> [Task details]
Pick out all lines in the listing holding the string "Africa" and copy them.

> [Excerpted data]
• • •
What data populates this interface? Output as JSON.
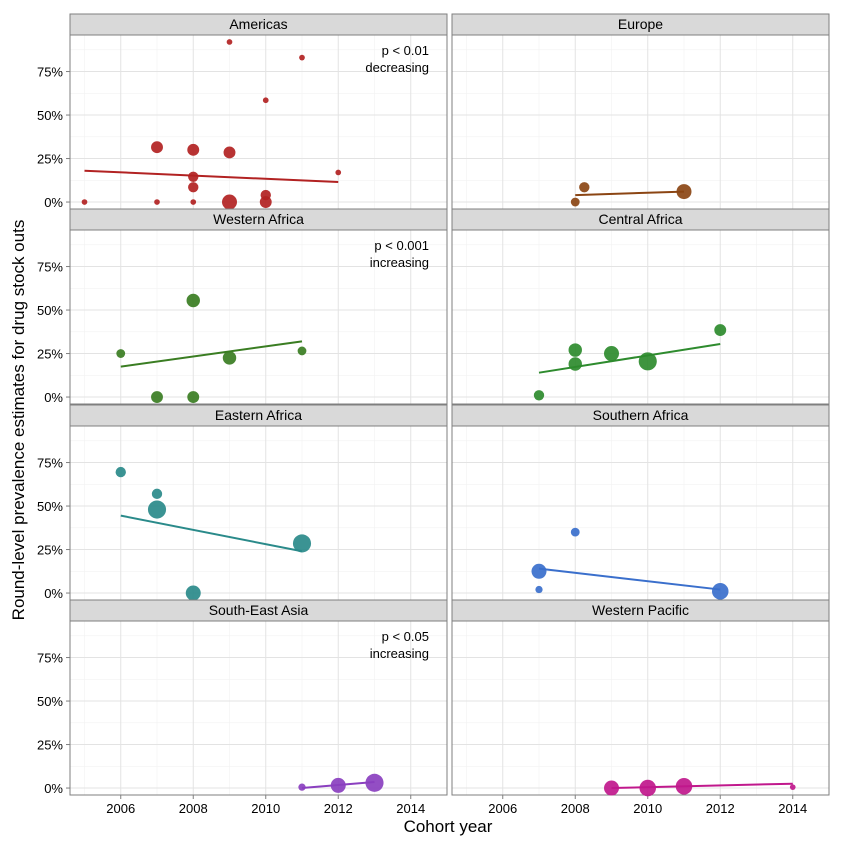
{
  "figure": {
    "xlabel": "Cohort year",
    "ylabel": "Round-level prevalence estimates for drug stock outs"
  },
  "chart_data": {
    "type": "scatter",
    "layout": "facet-grid 4 rows x 2 columns",
    "xlabel": "Cohort year",
    "ylabel": "Round-level prevalence estimates for drug stock outs",
    "xlim": [
      2004.6,
      2015.0
    ],
    "ylim": [
      -4,
      96
    ],
    "xticks": [
      2006,
      2008,
      2010,
      2012,
      2014
    ],
    "xtick_labels": [
      "2006",
      "2008",
      "2010",
      "2012",
      "2014"
    ],
    "yticks": [
      0,
      25,
      50,
      75
    ],
    "ytick_labels": [
      "0%",
      "25%",
      "50%",
      "75%"
    ],
    "y_unit": "percent",
    "grid": true,
    "background": "white with light grey gridlines",
    "strip_color": "#d9d9d9",
    "panels": [
      {
        "name": "Americas",
        "color": "#b22222",
        "annotation": [
          "p < 0.01",
          "decreasing"
        ],
        "trend": [
          [
            2005,
            18
          ],
          [
            2012,
            11.5
          ]
        ],
        "points": [
          {
            "x": 2005,
            "y": 0,
            "w": 1
          },
          {
            "x": 2007,
            "y": 0,
            "w": 1
          },
          {
            "x": 2008,
            "y": 0,
            "w": 1
          },
          {
            "x": 2007,
            "y": 31.5,
            "w": 3
          },
          {
            "x": 2008,
            "y": 30,
            "w": 3
          },
          {
            "x": 2008,
            "y": 14.5,
            "w": 2.5
          },
          {
            "x": 2008,
            "y": 8.5,
            "w": 2.5
          },
          {
            "x": 2009,
            "y": 28.5,
            "w": 3
          },
          {
            "x": 2009,
            "y": 0,
            "w": 4
          },
          {
            "x": 2009,
            "y": 92,
            "w": 1
          },
          {
            "x": 2010,
            "y": 4,
            "w": 2.5
          },
          {
            "x": 2010,
            "y": 0,
            "w": 3
          },
          {
            "x": 2010,
            "y": 58.5,
            "w": 1
          },
          {
            "x": 2011,
            "y": 83,
            "w": 1
          },
          {
            "x": 2012,
            "y": 17,
            "w": 1
          }
        ]
      },
      {
        "name": "Europe",
        "color": "#8b4513",
        "annotation": [],
        "trend": [
          [
            2008,
            4
          ],
          [
            2011,
            6
          ]
        ],
        "points": [
          {
            "x": 2008,
            "y": 0,
            "w": 2
          },
          {
            "x": 2008.25,
            "y": 8.5,
            "w": 2.5
          },
          {
            "x": 2011,
            "y": 6,
            "w": 4
          }
        ]
      },
      {
        "name": "Western Africa",
        "color": "#3a7d22",
        "annotation": [
          "p < 0.001",
          "increasing"
        ],
        "trend": [
          [
            2006,
            17.5
          ],
          [
            2011,
            32
          ]
        ],
        "points": [
          {
            "x": 2006,
            "y": 25,
            "w": 2
          },
          {
            "x": 2007,
            "y": 0,
            "w": 3
          },
          {
            "x": 2008,
            "y": 0,
            "w": 3
          },
          {
            "x": 2008,
            "y": 55.5,
            "w": 3.5
          },
          {
            "x": 2009,
            "y": 22.5,
            "w": 3.5
          },
          {
            "x": 2011,
            "y": 26.5,
            "w": 2
          }
        ]
      },
      {
        "name": "Central Africa",
        "color": "#2e8b2e",
        "annotation": [],
        "trend": [
          [
            2007,
            14
          ],
          [
            2012,
            30.5
          ]
        ],
        "points": [
          {
            "x": 2007,
            "y": 1,
            "w": 2.5
          },
          {
            "x": 2008,
            "y": 27,
            "w": 3.5
          },
          {
            "x": 2008,
            "y": 19,
            "w": 3.5
          },
          {
            "x": 2009,
            "y": 25,
            "w": 4
          },
          {
            "x": 2010,
            "y": 20.5,
            "w": 5
          },
          {
            "x": 2012,
            "y": 38.5,
            "w": 3
          }
        ]
      },
      {
        "name": "Eastern Africa",
        "color": "#2a8a8a",
        "annotation": [],
        "trend": [
          [
            2006,
            44.5
          ],
          [
            2011,
            24
          ]
        ],
        "points": [
          {
            "x": 2006,
            "y": 69.5,
            "w": 2.5
          },
          {
            "x": 2007,
            "y": 57,
            "w": 2.5
          },
          {
            "x": 2007,
            "y": 48,
            "w": 5
          },
          {
            "x": 2008,
            "y": 0,
            "w": 4
          },
          {
            "x": 2011,
            "y": 28.5,
            "w": 5
          }
        ]
      },
      {
        "name": "Southern Africa",
        "color": "#3a6fcc",
        "annotation": [],
        "trend": [
          [
            2007,
            14
          ],
          [
            2012,
            2
          ]
        ],
        "points": [
          {
            "x": 2007,
            "y": 12.5,
            "w": 4
          },
          {
            "x": 2007,
            "y": 2,
            "w": 1.5
          },
          {
            "x": 2008,
            "y": 35,
            "w": 2
          },
          {
            "x": 2012,
            "y": 1,
            "w": 4.5
          }
        ]
      },
      {
        "name": "South-East Asia",
        "color": "#8a3fbf",
        "annotation": [
          "p < 0.05",
          "increasing"
        ],
        "trend": [
          [
            2011,
            0
          ],
          [
            2013,
            3.5
          ]
        ],
        "points": [
          {
            "x": 2011,
            "y": 0.5,
            "w": 1.5
          },
          {
            "x": 2012,
            "y": 1.5,
            "w": 4
          },
          {
            "x": 2013,
            "y": 3,
            "w": 5
          }
        ]
      },
      {
        "name": "Western Pacific",
        "color": "#c0188c",
        "annotation": [],
        "trend": [
          [
            2009,
            0
          ],
          [
            2014,
            2.5
          ]
        ],
        "points": [
          {
            "x": 2009,
            "y": 0,
            "w": 4
          },
          {
            "x": 2010,
            "y": 0,
            "w": 4.5
          },
          {
            "x": 2011,
            "y": 1,
            "w": 4.5
          },
          {
            "x": 2014,
            "y": 0.5,
            "w": 1
          }
        ]
      }
    ]
  }
}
• • •
> [Reply]
        "name": "Western Africa",
        "name": "Central Africa",
        "name": "Eastern Africa",
        "name": "Southern Africa",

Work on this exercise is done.